Collected data entries
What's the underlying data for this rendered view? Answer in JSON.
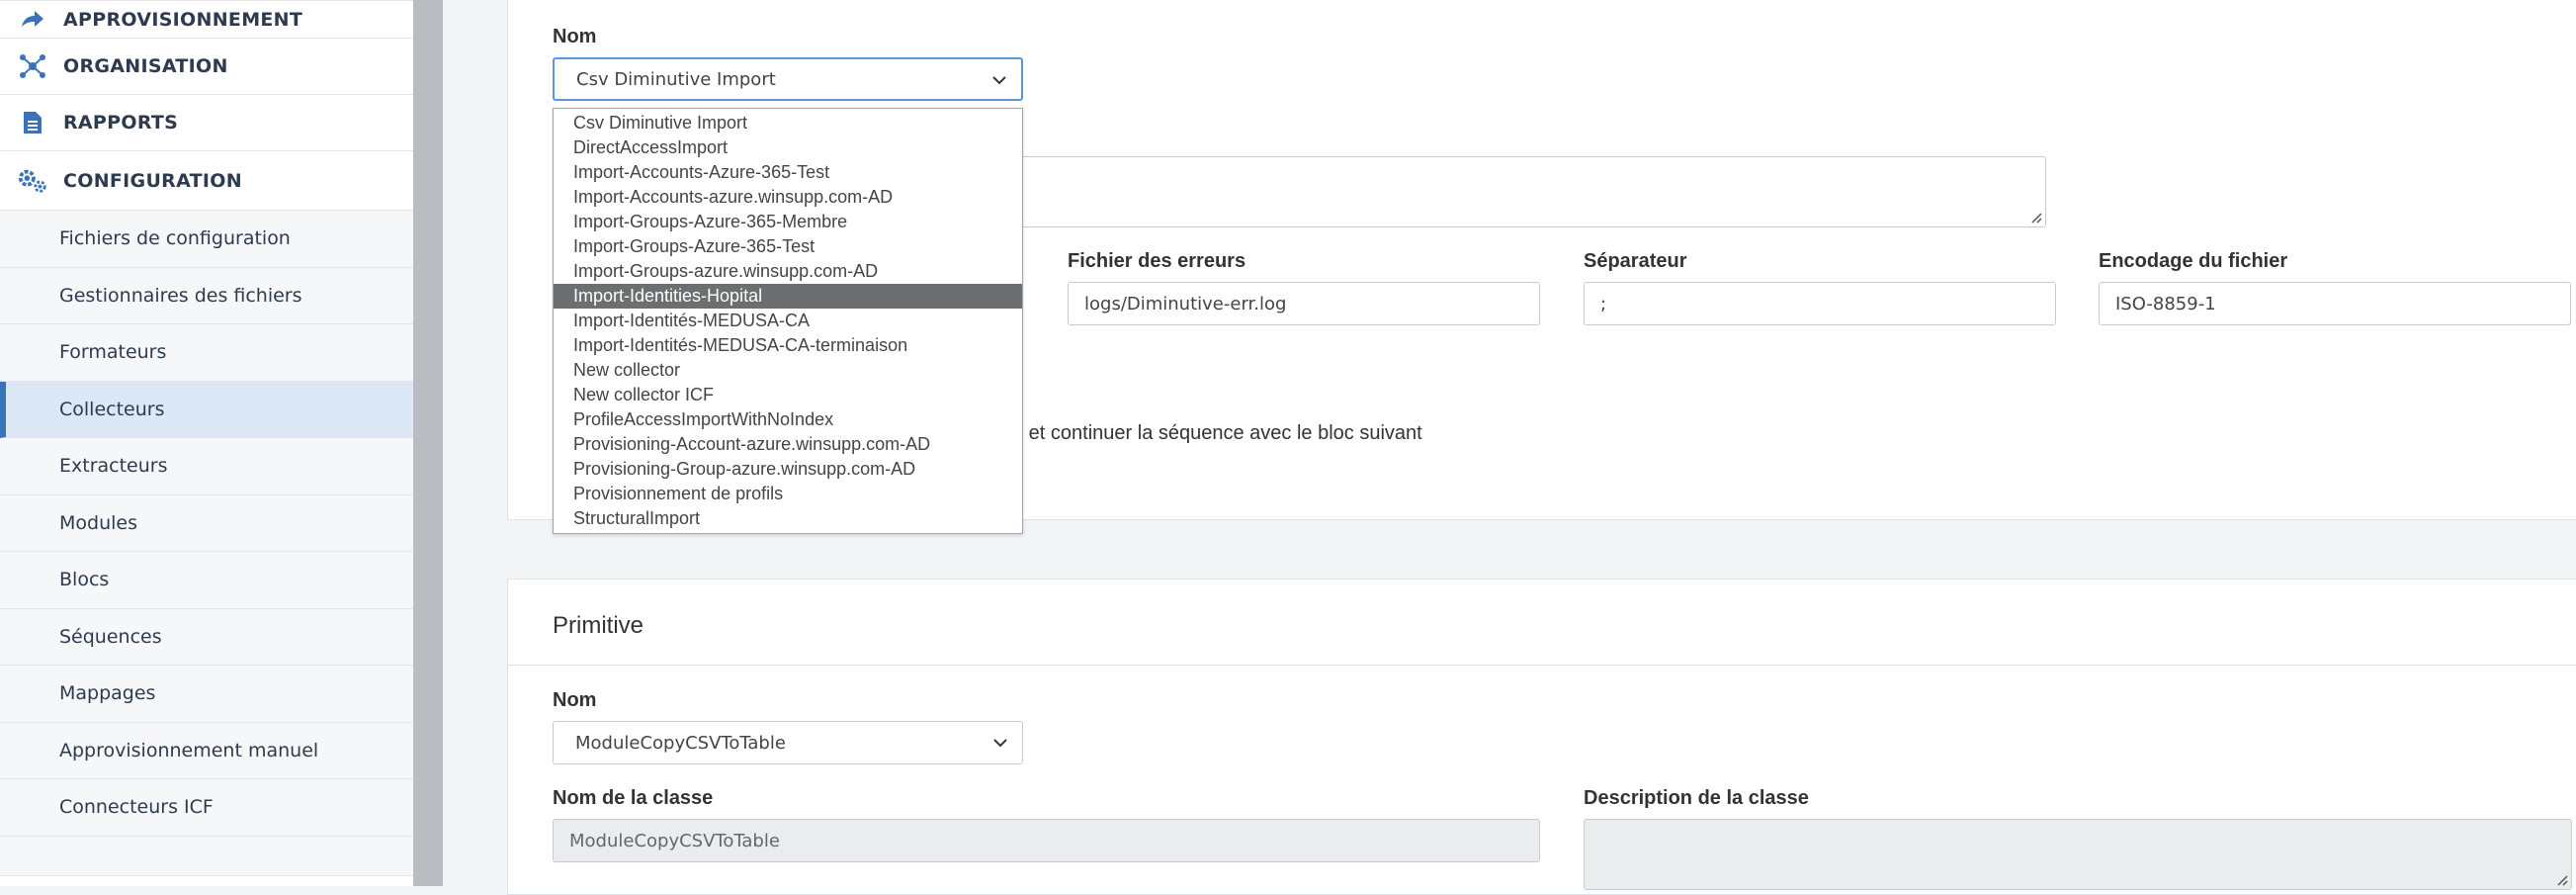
{
  "sidebar": {
    "top_items": [
      {
        "label": "APPROVISIONNEMENT",
        "icon": "share-arrow-icon"
      },
      {
        "label": "ORGANISATION",
        "icon": "network-icon"
      },
      {
        "label": "RAPPORTS",
        "icon": "document-icon"
      },
      {
        "label": "CONFIGURATION",
        "icon": "gears-icon"
      }
    ],
    "sub_items": [
      {
        "label": "Fichiers de configuration",
        "active": false
      },
      {
        "label": "Gestionnaires des fichiers",
        "active": false
      },
      {
        "label": "Formateurs",
        "active": false
      },
      {
        "label": "Collecteurs",
        "active": true
      },
      {
        "label": "Extracteurs",
        "active": false
      },
      {
        "label": "Modules",
        "active": false
      },
      {
        "label": "Blocs",
        "active": false
      },
      {
        "label": "Séquences",
        "active": false
      },
      {
        "label": "Mappages",
        "active": false
      },
      {
        "label": "Approvisionnement manuel",
        "active": false
      },
      {
        "label": "Connecteurs ICF",
        "active": false
      }
    ]
  },
  "collector_form": {
    "name_label": "Nom",
    "name_value": "Csv Diminutive Import",
    "errors_file_label": "Fichier des erreurs",
    "errors_file_value": "logs/Diminutive-err.log",
    "separator_label": "Séparateur",
    "separator_value": ";",
    "encoding_label": "Encodage du fichier",
    "encoding_value": "ISO-8859-1",
    "continue_text": "oc et continuer la séquence avec le bloc suivant"
  },
  "dropdown": {
    "options": [
      "Csv Diminutive Import",
      "DirectAccessImport",
      "Import-Accounts-Azure-365-Test",
      "Import-Accounts-azure.winsupp.com-AD",
      "Import-Groups-Azure-365-Membre",
      "Import-Groups-Azure-365-Test",
      "Import-Groups-azure.winsupp.com-AD",
      "Import-Identities-Hopital",
      "Import-Identités-MEDUSA-CA",
      "Import-Identités-MEDUSA-CA-terminaison",
      "New collector",
      "New collector ICF",
      "ProfileAccessImportWithNoIndex",
      "Provisioning-Account-azure.winsupp.com-AD",
      "Provisioning-Group-azure.winsupp.com-AD",
      "Provisionnement de profils",
      "StructuralImport"
    ],
    "highlighted": "Import-Identities-Hopital"
  },
  "primitive": {
    "title": "Primitive",
    "name_label": "Nom",
    "name_value": "ModuleCopyCSVToTable",
    "class_name_label": "Nom de la classe",
    "class_name_value": "ModuleCopyCSVToTable",
    "class_desc_label": "Description de la classe"
  },
  "colors": {
    "accent": "#3b73b9",
    "active_bg": "#dde8f6",
    "highlight": "#6d6e70",
    "focus_border": "#5a98d8"
  }
}
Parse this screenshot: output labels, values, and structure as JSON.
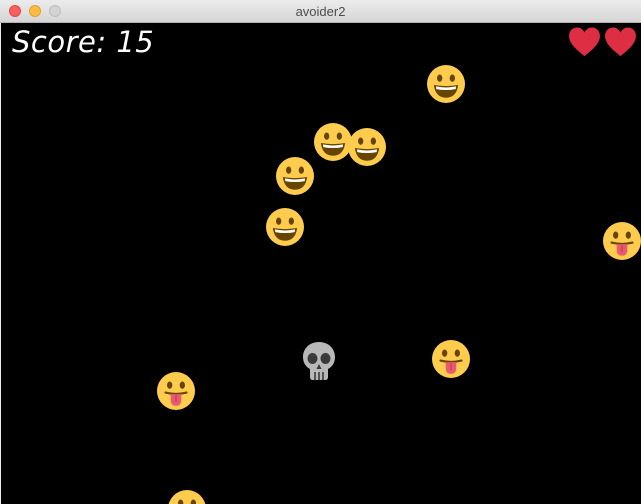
{
  "window": {
    "title": "avoider2"
  },
  "hud": {
    "score_text": "Score: 15",
    "lives": 2
  },
  "colors": {
    "background": "#000000",
    "score_text": "#ffffff",
    "heart": "#dd2e44",
    "emoji_face": "#ffcc4d",
    "emoji_features": "#664500",
    "tongue": "#e75a70",
    "skull": "#b8b8b8"
  },
  "sprites": {
    "grinning_faces": 6,
    "tongue_faces": 3,
    "skulls": 1
  }
}
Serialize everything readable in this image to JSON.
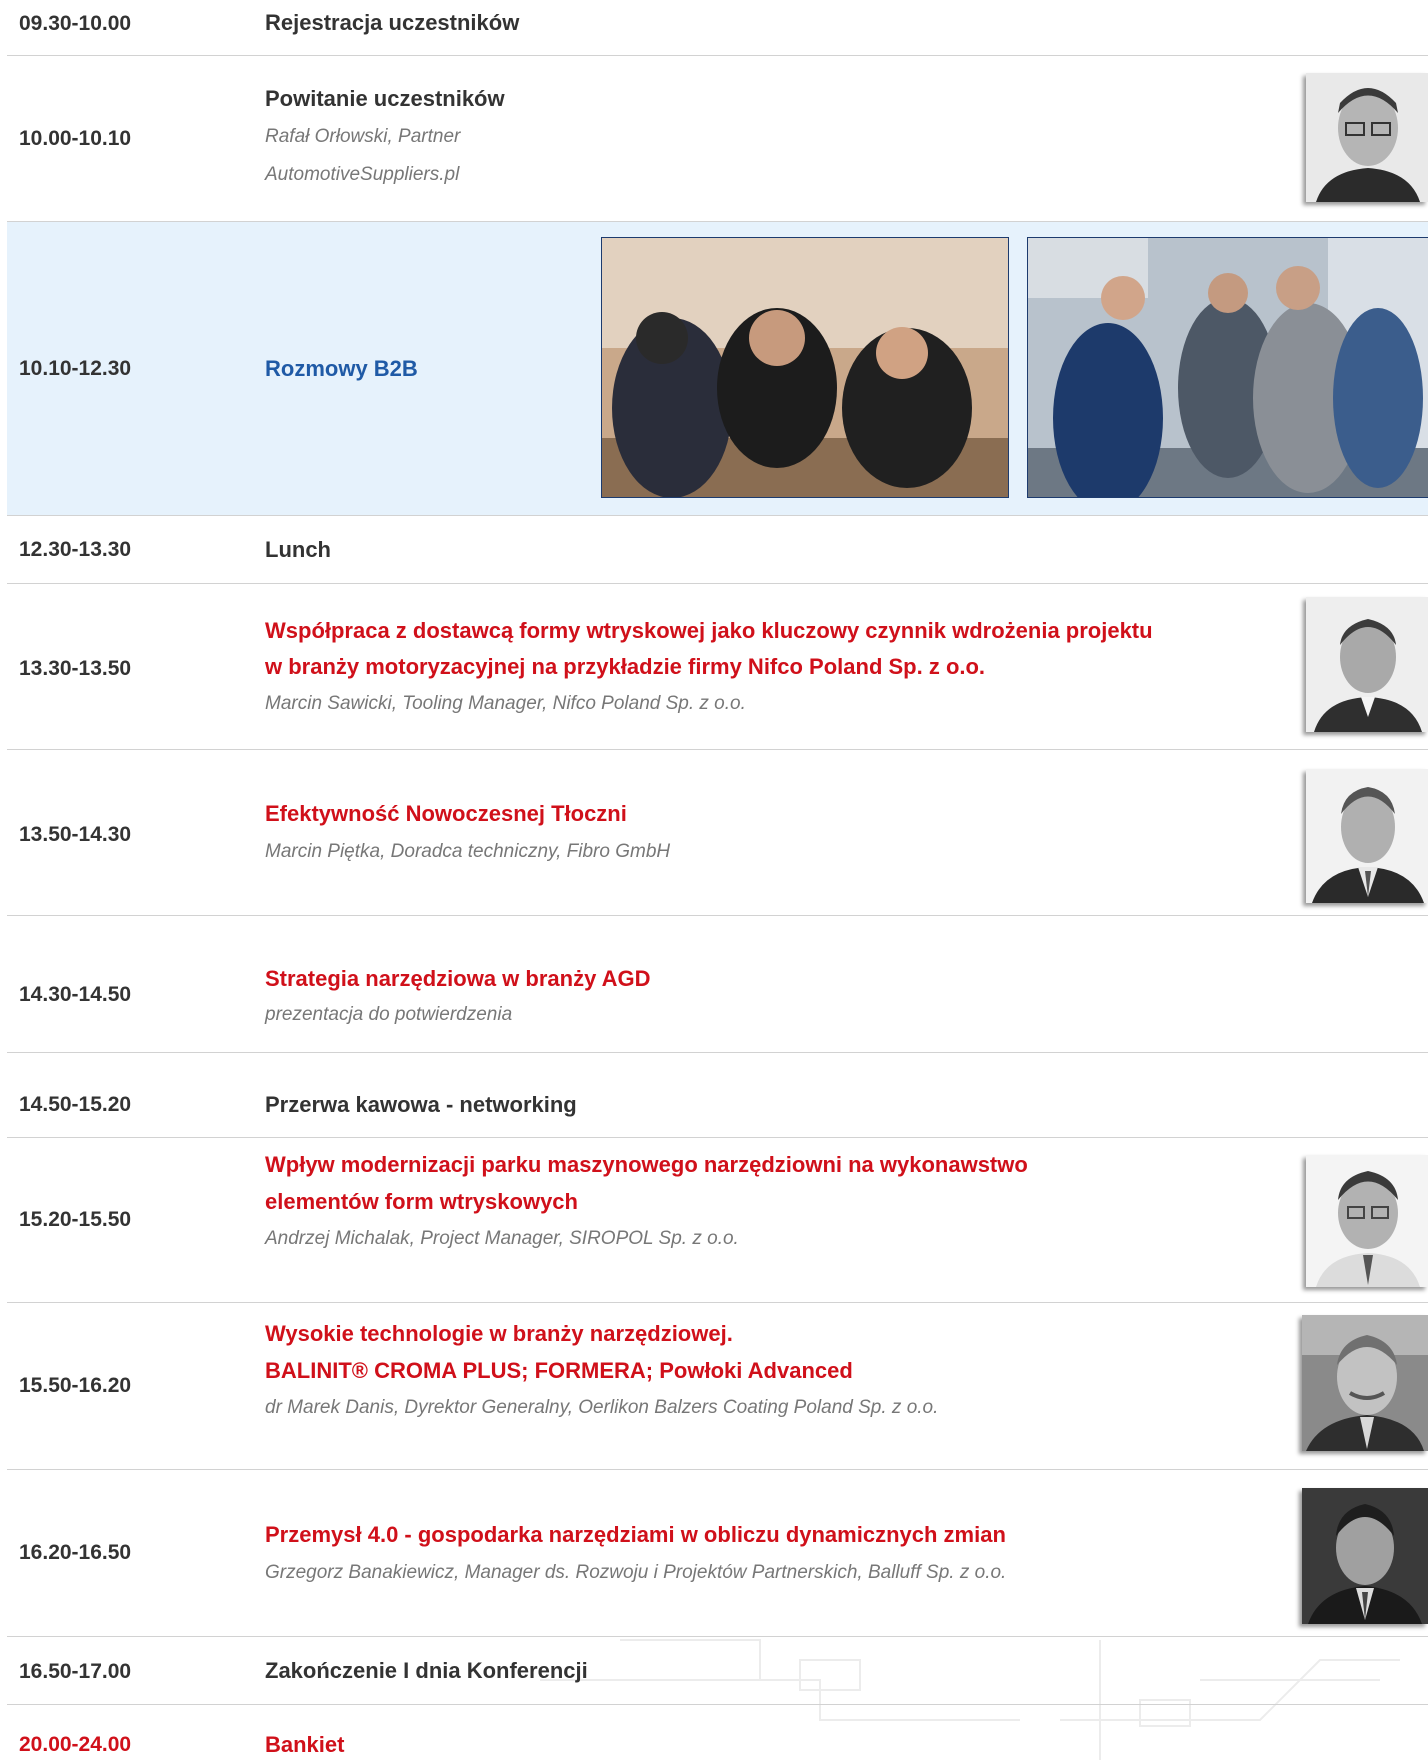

* [GIVEN PROBLEM]: Except for the pictures, reproduce every line exactly.

* [RESPONSE]:
What's the underlying data for this rendered view? Answer in JSON.
{
  "sidebar": {
    "top_items": [
      {
        "label": "APPROVISIONNEMENT",
        "icon": "share-arrow-icon"
      },
      {
        "label": "ORGANISATION",
        "icon": "network-icon"
      },
      {
        "label": "RAPPORTS",
        "icon": "document-icon"
      },
      {
        "label": "CONFIGURATION",
        "icon": "gears-icon"
      }
    ],
    "sub_items": [
      {
        "label": "Fichiers de configuration",
        "active": false
      },
      {
        "label": "Gestionnaires des fichiers",
        "active": false
      },
      {
        "label": "Formateurs",
        "active": false
      },
      {
        "label": "Collecteurs",
        "active": true
      },
      {
        "label": "Extracteurs",
        "active": false
      },
      {
        "label": "Modules",
        "active": false
      },
      {
        "label": "Blocs",
        "active": false
      },
      {
        "label": "Séquences",
        "active": false
      },
      {
        "label": "Mappages",
        "active": false
      },
      {
        "label": "Approvisionnement manuel",
        "active": false
      },
      {
        "label": "Connecteurs ICF",
        "active": false
      }
    ]
  },
  "collector_form": {
    "name_label": "Nom",
    "name_value": "Csv Diminutive Import",
    "errors_file_label": "Fichier des erreurs",
    "errors_file_value": "logs/Diminutive-err.log",
    "separator_label": "Séparateur",
    "separator_value": ";",
    "encoding_label": "Encodage du fichier",
    "encoding_value": "ISO-8859-1",
    "continue_text": "oc et continuer la séquence avec le bloc suivant"
  },
  "dropdown": {
    "options": [
      "Csv Diminutive Import",
      "DirectAccessImport",
      "Import-Accounts-Azure-365-Test",
      "Import-Accounts-azure.winsupp.com-AD",
      "Import-Groups-Azure-365-Membre",
      "Import-Groups-Azure-365-Test",
      "Import-Groups-azure.winsupp.com-AD",
      "Import-Identities-Hopital",
      "Import-Identités-MEDUSA-CA",
      "Import-Identités-MEDUSA-CA-terminaison",
      "New collector",
      "New collector ICF",
      "ProfileAccessImportWithNoIndex",
      "Provisioning-Account-azure.winsupp.com-AD",
      "Provisioning-Group-azure.winsupp.com-AD",
      "Provisionnement de profils",
      "StructuralImport"
    ],
    "highlighted": "Import-Identities-Hopital"
  },
  "primitive": {
    "title": "Primitive",
    "name_label": "Nom",
    "name_value": "ModuleCopyCSVToTable",
    "class_name_label": "Nom de la classe",
    "class_name_value": "ModuleCopyCSVToTable",
    "class_desc_label": "Description de la classe"
  },
  "colors": {
    "accent": "#3b73b9",
    "active_bg": "#dde8f6",
    "highlight": "#6d6e70",
    "focus_border": "#5a98d8"
  }
}
Parse this screenshot: output labels, values, and structure as JSON.
{
  "window": {
    "title": "avoider2"
  },
  "hud": {
    "score_text": "Score: 15",
    "lives": 2
  },
  "colors": {
    "background": "#000000",
    "score_text": "#ffffff",
    "heart": "#dd2e44",
    "emoji_face": "#ffcc4d",
    "emoji_features": "#664500",
    "tongue": "#e75a70",
    "skull": "#b8b8b8"
  },
  "sprites": {
    "grinning_faces": 6,
    "tongue_faces": 3,
    "skulls": 1
  }
}
Serialize everything readable in this image to JSON.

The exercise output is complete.